--- Start Entries shown ---

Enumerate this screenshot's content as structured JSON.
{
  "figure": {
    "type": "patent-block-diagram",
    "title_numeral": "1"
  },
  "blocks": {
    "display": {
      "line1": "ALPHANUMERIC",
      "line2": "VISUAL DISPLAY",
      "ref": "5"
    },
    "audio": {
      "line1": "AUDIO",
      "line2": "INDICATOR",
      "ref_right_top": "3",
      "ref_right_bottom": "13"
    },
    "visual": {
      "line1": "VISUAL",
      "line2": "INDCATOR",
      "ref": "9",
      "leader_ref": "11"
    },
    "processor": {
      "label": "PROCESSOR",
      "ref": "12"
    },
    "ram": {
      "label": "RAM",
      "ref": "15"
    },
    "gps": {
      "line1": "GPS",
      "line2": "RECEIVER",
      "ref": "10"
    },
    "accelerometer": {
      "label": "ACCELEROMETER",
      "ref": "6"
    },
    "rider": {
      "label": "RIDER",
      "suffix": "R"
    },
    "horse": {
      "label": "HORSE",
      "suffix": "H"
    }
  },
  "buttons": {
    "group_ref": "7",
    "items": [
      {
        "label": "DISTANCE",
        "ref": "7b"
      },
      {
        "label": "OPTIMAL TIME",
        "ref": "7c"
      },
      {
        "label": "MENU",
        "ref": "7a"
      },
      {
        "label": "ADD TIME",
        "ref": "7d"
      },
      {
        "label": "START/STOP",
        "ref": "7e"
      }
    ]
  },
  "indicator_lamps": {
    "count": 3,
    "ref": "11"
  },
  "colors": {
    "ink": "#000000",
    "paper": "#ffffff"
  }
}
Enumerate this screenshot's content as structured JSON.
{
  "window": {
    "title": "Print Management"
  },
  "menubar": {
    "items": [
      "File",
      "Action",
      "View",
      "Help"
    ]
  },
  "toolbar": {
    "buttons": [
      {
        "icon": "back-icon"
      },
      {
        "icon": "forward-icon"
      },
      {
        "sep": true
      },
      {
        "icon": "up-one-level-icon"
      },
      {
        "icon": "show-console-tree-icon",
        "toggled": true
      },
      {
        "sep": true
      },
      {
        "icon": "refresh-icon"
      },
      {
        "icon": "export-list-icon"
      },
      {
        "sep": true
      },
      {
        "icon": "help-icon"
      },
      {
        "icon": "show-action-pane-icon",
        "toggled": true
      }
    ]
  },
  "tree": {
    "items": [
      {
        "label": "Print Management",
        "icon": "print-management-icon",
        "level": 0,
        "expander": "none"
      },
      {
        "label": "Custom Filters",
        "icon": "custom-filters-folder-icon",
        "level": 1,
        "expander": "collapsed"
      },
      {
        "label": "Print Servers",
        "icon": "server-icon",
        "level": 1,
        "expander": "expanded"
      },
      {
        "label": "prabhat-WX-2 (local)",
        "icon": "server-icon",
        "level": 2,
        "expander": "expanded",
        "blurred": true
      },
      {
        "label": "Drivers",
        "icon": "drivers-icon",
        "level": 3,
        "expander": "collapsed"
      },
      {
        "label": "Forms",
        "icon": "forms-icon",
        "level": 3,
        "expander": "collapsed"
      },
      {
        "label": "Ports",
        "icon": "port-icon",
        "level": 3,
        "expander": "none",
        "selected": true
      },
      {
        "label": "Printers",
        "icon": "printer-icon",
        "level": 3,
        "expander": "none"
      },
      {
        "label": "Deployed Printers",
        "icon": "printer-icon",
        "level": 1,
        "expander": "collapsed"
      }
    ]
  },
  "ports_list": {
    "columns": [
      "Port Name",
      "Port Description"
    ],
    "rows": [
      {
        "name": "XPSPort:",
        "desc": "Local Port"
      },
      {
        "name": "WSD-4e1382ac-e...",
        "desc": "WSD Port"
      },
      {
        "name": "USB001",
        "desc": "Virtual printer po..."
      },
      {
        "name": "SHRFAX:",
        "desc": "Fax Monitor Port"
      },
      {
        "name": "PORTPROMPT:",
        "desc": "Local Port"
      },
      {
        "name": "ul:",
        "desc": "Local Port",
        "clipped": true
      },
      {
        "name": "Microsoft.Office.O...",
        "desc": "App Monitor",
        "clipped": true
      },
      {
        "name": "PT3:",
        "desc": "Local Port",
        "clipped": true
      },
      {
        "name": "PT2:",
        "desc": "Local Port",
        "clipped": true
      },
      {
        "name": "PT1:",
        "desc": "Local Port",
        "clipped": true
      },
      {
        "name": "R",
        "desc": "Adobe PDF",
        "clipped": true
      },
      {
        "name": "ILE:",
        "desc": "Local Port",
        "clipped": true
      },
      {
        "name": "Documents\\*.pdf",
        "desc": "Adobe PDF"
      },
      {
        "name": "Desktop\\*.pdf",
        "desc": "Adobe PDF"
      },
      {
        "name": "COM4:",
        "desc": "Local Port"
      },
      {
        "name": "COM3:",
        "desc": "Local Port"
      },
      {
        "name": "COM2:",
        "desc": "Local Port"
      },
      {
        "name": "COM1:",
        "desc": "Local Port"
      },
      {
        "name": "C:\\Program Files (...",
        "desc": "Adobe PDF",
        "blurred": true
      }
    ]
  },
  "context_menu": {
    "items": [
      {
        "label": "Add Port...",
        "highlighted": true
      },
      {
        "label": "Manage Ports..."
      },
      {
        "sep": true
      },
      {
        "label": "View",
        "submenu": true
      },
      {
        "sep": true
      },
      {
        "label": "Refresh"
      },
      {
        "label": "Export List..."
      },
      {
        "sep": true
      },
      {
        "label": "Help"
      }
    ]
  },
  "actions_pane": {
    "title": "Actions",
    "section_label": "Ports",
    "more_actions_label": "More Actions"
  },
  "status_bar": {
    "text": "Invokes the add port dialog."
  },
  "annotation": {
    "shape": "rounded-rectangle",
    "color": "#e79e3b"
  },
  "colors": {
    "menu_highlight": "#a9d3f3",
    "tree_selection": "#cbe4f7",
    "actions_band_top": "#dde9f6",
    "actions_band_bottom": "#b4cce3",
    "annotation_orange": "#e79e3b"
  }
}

--- End Entries shown ---

Written exercise: Please restate the data word for word, every record included.

Full answer:
Enumerate this screenshot's content as structured JSON.
{
  "figure": {
    "type": "patent-block-diagram",
    "title_numeral": "1"
  },
  "blocks": {
    "display": {
      "line1": "ALPHANUMERIC",
      "line2": "VISUAL DISPLAY",
      "ref": "5"
    },
    "audio": {
      "line1": "AUDIO",
      "line2": "INDICATOR",
      "ref_right_top": "3",
      "ref_right_bottom": "13"
    },
    "visual": {
      "line1": "VISUAL",
      "line2": "INDCATOR",
      "ref": "9",
      "leader_ref": "11"
    },
    "processor": {
      "label": "PROCESSOR",
      "ref": "12"
    },
    "ram": {
      "label": "RAM",
      "ref": "15"
    },
    "gps": {
      "line1": "GPS",
      "line2": "RECEIVER",
      "ref": "10"
    },
    "accelerometer": {
      "label": "ACCELEROMETER",
      "ref": "6"
    },
    "rider": {
      "label": "RIDER",
      "suffix": "R"
    },
    "horse": {
      "label": "HORSE",
      "suffix": "H"
    }
  },
  "buttons": {
    "group_ref": "7",
    "items": [
      {
        "label": "DISTANCE",
        "ref": "7b"
      },
      {
        "label": "OPTIMAL TIME",
        "ref": "7c"
      },
      {
        "label": "MENU",
        "ref": "7a"
      },
      {
        "label": "ADD TIME",
        "ref": "7d"
      },
      {
        "label": "START/STOP",
        "ref": "7e"
      }
    ]
  },
  "indicator_lamps": {
    "count": 3,
    "ref": "11"
  },
  "colors": {
    "ink": "#000000",
    "paper": "#ffffff"
  }
}
Enumerate this screenshot's content as structured JSON.
{
  "window": {
    "title": "Print Management"
  },
  "menubar": {
    "items": [
      "File",
      "Action",
      "View",
      "Help"
    ]
  },
  "toolbar": {
    "buttons": [
      {
        "icon": "back-icon"
      },
      {
        "icon": "forward-icon"
      },
      {
        "sep": true
      },
      {
        "icon": "up-one-level-icon"
      },
      {
        "icon": "show-console-tree-icon",
        "toggled": true
      },
      {
        "sep": true
      },
      {
        "icon": "refresh-icon"
      },
      {
        "icon": "export-list-icon"
      },
      {
        "sep": true
      },
      {
        "icon": "help-icon"
      },
      {
        "icon": "show-action-pane-icon",
        "toggled": true
      }
    ]
  },
  "tree": {
    "items": [
      {
        "label": "Print Management",
        "icon": "print-management-icon",
        "level": 0,
        "expander": "none"
      },
      {
        "label": "Custom Filters",
        "icon": "custom-filters-folder-icon",
        "level": 1,
        "expander": "collapsed"
      },
      {
        "label": "Print Servers",
        "icon": "server-icon",
        "level": 1,
        "expander": "expanded"
      },
      {
        "label": "prabhat-WX-2 (local)",
        "icon": "server-icon",
        "level": 2,
        "expander": "expanded",
        "blurred": true
      },
      {
        "label": "Drivers",
        "icon": "drivers-icon",
        "level": 3,
        "expander": "collapsed"
      },
      {
        "label": "Forms",
        "icon": "forms-icon",
        "level": 3,
        "expander": "collapsed"
      },
      {
        "label": "Ports",
        "icon": "port-icon",
        "level": 3,
        "expander": "none",
        "selected": true
      },
      {
        "label": "Printers",
        "icon": "printer-icon",
        "level": 3,
        "expander": "none"
      },
      {
        "label": "Deployed Printers",
        "icon": "printer-icon",
        "level": 1,
        "expander": "collapsed"
      }
    ]
  },
  "ports_list": {
    "columns": [
      "Port Name",
      "Port Description"
    ],
    "rows": [
      {
        "name": "XPSPort:",
        "desc": "Local Port"
      },
      {
        "name": "WSD-4e1382ac-e...",
        "desc": "WSD Port"
      },
      {
        "name": "USB001",
        "desc": "Virtual printer po..."
      },
      {
        "name": "SHRFAX:",
        "desc": "Fax Monitor Port"
      },
      {
        "name": "PORTPROMPT:",
        "desc": "Local Port"
      },
      {
        "name": "ul:",
        "desc": "Local Port",
        "clipped": true
      },
      {
        "name": "Microsoft.Office.O...",
        "desc": "App Monitor",
        "clipped": true
      },
      {
        "name": "PT3:",
        "desc": "Local Port",
        "clipped": true
      },
      {
        "name": "PT2:",
        "desc": "Local Port",
        "clipped": true
      },
      {
        "name": "PT1:",
        "desc": "Local Port",
        "clipped": true
      },
      {
        "name": "R",
        "desc": "Adobe PDF",
        "clipped": true
      },
      {
        "name": "ILE:",
        "desc": "Local Port",
        "clipped": true
      },
      {
        "name": "Documents\\*.pdf",
        "desc": "Adobe PDF"
      },
      {
        "name": "Desktop\\*.pdf",
        "desc": "Adobe PDF"
      },
      {
        "name": "COM4:",
        "desc": "Local Port"
      },
      {
        "name": "COM3:",
        "desc": "Local Port"
      },
      {
        "name": "COM2:",
        "desc": "Local Port"
      },
      {
        "name": "COM1:",
        "desc": "Local Port"
      },
      {
        "name": "C:\\Program Files (...",
        "desc": "Adobe PDF",
        "blurred": true
      }
    ]
  },
  "context_menu": {
    "items": [
      {
        "label": "Add Port...",
        "highlighted": true
      },
      {
        "label": "Manage Ports..."
      },
      {
        "sep": true
      },
      {
        "label": "View",
        "submenu": true
      },
      {
        "sep": true
      },
      {
        "label": "Refresh"
      },
      {
        "label": "Export List..."
      },
      {
        "sep": true
      },
      {
        "label": "Help"
      }
    ]
  },
  "actions_pane": {
    "title": "Actions",
    "section_label": "Ports",
    "more_actions_label": "More Actions"
  },
  "status_bar": {
    "text": "Invokes the add port dialog."
  },
  "annotation": {
    "shape": "rounded-rectangle",
    "color": "#e79e3b"
  },
  "colors": {
    "menu_highlight": "#a9d3f3",
    "tree_selection": "#cbe4f7",
    "actions_band_top": "#dde9f6",
    "actions_band_bottom": "#b4cce3",
    "annotation_orange": "#e79e3b"
  }
}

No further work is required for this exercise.